#### WHAT YOU SHOULD DO:
Answer with one number: the count of lines in the listing below that hold the word "Previene".

###

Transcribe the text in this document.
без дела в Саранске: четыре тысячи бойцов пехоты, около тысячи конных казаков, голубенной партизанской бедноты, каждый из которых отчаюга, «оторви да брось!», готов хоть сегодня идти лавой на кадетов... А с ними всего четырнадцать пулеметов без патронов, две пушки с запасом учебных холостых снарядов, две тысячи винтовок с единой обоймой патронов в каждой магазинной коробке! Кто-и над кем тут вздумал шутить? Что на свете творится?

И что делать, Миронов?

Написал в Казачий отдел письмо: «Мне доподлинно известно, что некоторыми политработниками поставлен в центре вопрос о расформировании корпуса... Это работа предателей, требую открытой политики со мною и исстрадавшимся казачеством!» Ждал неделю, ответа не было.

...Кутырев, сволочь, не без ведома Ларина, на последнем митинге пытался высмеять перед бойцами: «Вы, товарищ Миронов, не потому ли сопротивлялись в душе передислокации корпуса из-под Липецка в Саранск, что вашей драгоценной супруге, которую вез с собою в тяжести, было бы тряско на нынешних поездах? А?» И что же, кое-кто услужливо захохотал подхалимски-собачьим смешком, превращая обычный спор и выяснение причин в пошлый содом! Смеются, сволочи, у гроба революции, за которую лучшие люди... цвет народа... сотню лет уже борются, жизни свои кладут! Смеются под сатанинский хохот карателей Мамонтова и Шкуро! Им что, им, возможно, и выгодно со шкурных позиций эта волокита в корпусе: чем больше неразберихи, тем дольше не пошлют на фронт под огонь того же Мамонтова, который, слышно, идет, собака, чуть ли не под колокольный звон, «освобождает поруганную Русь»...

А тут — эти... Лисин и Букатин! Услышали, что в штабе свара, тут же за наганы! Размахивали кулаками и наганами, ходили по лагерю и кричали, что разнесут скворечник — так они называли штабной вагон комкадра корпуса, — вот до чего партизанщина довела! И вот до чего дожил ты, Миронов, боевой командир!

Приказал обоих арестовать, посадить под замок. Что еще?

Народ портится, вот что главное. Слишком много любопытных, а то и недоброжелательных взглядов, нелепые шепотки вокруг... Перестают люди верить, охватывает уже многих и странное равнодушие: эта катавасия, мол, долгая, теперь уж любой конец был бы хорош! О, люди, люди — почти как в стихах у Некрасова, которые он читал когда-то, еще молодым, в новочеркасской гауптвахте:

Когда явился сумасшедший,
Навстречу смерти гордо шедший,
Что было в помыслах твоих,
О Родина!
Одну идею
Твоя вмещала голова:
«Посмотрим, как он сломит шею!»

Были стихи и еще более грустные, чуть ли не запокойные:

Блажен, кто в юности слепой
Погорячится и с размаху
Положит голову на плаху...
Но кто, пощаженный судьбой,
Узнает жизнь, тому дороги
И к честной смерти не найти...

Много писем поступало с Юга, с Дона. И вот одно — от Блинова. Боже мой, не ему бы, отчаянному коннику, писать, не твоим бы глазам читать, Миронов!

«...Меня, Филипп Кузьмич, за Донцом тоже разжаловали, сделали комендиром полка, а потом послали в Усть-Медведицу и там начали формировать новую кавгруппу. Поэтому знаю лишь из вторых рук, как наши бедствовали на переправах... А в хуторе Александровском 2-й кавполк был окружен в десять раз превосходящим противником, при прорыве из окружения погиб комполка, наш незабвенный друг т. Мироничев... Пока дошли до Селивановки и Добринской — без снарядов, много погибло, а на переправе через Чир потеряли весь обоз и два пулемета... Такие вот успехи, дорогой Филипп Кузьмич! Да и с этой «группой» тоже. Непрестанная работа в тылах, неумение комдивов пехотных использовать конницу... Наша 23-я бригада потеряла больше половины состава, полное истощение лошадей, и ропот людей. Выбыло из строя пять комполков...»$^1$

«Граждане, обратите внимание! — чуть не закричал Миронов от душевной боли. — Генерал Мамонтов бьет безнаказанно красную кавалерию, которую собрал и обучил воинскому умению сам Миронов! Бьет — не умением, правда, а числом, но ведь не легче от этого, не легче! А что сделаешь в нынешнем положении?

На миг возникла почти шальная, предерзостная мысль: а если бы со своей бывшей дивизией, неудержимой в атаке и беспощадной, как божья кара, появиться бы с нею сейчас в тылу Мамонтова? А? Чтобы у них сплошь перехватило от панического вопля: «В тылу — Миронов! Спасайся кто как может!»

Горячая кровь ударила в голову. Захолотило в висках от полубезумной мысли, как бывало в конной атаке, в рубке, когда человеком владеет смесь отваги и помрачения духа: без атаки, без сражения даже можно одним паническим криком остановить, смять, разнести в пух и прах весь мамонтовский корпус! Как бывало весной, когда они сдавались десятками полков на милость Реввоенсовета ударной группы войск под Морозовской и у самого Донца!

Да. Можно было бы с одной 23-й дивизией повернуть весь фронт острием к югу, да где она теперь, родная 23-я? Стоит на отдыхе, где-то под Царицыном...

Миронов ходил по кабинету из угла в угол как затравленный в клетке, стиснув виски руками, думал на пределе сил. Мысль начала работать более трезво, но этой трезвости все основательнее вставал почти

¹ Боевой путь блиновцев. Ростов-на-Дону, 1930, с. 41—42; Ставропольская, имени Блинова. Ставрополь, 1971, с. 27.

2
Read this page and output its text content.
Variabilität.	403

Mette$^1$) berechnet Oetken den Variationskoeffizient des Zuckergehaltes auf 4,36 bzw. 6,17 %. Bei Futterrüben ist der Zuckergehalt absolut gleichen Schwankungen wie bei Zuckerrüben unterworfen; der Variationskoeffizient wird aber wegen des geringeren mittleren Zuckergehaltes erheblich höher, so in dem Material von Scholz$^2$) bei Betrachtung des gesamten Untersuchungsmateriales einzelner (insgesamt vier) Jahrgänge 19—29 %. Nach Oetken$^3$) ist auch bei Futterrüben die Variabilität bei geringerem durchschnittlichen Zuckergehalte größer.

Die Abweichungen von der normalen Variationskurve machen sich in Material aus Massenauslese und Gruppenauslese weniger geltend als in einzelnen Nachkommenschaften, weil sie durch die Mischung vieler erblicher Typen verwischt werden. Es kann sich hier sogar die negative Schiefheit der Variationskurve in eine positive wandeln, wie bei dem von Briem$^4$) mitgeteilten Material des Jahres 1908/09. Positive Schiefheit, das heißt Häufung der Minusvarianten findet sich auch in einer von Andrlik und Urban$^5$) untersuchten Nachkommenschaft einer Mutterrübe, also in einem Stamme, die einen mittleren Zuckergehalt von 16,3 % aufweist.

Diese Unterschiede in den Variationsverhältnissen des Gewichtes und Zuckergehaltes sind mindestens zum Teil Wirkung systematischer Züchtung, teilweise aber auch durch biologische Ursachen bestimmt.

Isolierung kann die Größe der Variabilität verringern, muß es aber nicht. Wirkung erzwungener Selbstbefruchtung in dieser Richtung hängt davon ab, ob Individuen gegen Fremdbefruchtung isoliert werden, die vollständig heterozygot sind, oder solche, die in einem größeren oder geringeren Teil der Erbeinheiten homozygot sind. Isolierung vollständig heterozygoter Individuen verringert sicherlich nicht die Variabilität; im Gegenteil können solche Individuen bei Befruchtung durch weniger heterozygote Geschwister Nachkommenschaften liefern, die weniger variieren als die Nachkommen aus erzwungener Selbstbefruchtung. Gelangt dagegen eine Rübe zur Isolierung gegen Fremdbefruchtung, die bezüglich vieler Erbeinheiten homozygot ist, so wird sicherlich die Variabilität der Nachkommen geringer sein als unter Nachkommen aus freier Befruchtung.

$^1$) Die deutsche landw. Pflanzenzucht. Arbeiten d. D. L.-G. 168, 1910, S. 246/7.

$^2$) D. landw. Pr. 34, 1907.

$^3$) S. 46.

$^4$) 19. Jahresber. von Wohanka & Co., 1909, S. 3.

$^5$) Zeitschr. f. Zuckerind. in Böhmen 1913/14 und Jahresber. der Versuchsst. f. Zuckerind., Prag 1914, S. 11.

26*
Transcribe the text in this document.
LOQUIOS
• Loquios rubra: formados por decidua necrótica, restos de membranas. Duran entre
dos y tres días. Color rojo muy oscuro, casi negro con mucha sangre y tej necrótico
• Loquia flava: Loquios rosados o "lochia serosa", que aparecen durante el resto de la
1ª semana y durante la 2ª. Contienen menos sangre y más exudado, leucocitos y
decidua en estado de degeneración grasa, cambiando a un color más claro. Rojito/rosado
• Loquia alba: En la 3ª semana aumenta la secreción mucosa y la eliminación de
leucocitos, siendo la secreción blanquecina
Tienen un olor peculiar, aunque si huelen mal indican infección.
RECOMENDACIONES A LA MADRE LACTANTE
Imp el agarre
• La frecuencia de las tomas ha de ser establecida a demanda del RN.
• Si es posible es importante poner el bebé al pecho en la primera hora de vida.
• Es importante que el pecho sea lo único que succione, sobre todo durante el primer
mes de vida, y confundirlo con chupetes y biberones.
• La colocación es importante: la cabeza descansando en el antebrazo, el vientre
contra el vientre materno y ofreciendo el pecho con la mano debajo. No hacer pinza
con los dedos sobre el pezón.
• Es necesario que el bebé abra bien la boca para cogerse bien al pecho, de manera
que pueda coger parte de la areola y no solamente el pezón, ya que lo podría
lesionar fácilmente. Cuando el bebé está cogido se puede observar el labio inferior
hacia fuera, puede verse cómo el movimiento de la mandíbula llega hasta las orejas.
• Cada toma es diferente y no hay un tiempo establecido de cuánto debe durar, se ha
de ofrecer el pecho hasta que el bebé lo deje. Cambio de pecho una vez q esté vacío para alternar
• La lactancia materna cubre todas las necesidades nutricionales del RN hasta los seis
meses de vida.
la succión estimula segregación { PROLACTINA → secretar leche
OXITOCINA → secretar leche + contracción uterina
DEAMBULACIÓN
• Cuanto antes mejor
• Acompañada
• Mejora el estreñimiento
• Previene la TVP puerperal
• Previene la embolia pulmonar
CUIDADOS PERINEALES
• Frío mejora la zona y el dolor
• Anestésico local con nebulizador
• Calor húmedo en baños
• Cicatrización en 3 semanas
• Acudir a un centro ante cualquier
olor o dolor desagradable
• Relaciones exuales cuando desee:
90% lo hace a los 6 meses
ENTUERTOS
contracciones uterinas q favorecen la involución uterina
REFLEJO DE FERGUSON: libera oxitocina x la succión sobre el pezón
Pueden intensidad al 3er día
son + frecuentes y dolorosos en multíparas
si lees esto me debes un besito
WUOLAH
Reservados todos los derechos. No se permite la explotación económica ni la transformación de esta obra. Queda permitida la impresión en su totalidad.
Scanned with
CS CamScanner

###

#### EXERCISE RESPONSE:
2